WHAT YOU HAVE TO DO:
Each line that holds the word "Monsieur" should be returned.

++++ RECORDS SUPPLIED ++++

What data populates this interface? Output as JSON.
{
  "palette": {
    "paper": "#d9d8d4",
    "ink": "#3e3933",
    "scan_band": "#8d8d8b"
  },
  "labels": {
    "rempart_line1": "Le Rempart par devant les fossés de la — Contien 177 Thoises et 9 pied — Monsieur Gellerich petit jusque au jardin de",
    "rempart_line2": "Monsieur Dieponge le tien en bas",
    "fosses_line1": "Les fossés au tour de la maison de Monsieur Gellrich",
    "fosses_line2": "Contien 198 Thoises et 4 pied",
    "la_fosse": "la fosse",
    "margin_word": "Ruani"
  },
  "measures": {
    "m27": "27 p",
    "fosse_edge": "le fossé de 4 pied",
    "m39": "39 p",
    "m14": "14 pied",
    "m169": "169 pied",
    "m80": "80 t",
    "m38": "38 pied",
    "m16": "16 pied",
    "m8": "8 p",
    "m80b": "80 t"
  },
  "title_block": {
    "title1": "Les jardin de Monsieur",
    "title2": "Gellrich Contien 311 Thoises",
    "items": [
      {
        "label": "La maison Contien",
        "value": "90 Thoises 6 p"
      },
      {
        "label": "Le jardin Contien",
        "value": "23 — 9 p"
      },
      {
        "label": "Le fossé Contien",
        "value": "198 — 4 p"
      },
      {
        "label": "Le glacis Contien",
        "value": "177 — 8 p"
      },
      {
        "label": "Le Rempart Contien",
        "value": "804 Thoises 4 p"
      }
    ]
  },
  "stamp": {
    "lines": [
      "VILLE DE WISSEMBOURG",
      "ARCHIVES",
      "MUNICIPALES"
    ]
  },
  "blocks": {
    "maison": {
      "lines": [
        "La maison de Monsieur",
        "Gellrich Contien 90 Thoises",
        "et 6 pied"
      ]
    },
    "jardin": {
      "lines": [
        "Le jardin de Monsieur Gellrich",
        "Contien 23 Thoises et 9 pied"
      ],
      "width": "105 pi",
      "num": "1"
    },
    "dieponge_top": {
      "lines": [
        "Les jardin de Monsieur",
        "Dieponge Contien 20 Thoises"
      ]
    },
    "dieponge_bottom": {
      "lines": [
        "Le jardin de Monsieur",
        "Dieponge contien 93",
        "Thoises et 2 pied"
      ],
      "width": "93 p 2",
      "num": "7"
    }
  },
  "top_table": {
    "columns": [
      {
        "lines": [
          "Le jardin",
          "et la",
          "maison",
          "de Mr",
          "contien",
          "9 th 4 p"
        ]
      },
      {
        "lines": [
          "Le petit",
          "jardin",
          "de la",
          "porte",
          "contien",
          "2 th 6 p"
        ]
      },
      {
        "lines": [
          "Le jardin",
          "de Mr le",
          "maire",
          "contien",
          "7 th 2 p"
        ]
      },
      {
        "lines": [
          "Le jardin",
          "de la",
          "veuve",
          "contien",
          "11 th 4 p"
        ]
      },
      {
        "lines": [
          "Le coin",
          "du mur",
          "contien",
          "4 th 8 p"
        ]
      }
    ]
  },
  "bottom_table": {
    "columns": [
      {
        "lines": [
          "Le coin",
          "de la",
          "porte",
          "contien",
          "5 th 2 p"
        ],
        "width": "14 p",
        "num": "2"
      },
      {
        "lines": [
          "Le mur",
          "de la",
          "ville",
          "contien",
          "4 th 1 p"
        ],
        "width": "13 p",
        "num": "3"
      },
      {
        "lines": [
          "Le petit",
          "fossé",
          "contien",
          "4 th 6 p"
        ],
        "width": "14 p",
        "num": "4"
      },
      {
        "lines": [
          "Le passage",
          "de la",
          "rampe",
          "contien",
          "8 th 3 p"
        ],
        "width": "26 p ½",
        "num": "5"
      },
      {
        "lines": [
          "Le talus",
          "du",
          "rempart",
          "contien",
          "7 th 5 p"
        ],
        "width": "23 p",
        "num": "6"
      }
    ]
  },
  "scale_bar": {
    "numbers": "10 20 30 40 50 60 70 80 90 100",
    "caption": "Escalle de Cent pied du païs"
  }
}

++++
++++ RECORDS SUPPLIED ++++

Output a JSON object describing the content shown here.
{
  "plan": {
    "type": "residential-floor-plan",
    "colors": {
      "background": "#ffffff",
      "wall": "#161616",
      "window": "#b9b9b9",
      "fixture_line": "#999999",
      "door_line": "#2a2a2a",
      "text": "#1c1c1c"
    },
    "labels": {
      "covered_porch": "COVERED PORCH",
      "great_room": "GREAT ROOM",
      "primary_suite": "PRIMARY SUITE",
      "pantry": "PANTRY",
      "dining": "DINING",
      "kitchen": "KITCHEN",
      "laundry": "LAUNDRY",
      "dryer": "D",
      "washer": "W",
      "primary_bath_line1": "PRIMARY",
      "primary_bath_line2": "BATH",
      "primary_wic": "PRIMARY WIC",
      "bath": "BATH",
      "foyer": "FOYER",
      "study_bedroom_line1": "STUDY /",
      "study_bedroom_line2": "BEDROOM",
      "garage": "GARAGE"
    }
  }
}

++++

EXERCISE ANSWER:
    "rempart_line1": "Le Rempart par devant les fossés de la — Contien 177 Thoises et 9 pied — Monsieur Gellerich petit jusque au jardin de",
    "rempart_line2": "Monsieur Dieponge le tien en bas",
    "fosses_line1": "Les fossés au tour de la maison de Monsieur Gellrich",
    "title1": "Les jardin de Monsieur",
        "La maison de Monsieur",
        "Le jardin de Monsieur Gellrich",
        "Les jardin de Monsieur",
        "Le jardin de Monsieur",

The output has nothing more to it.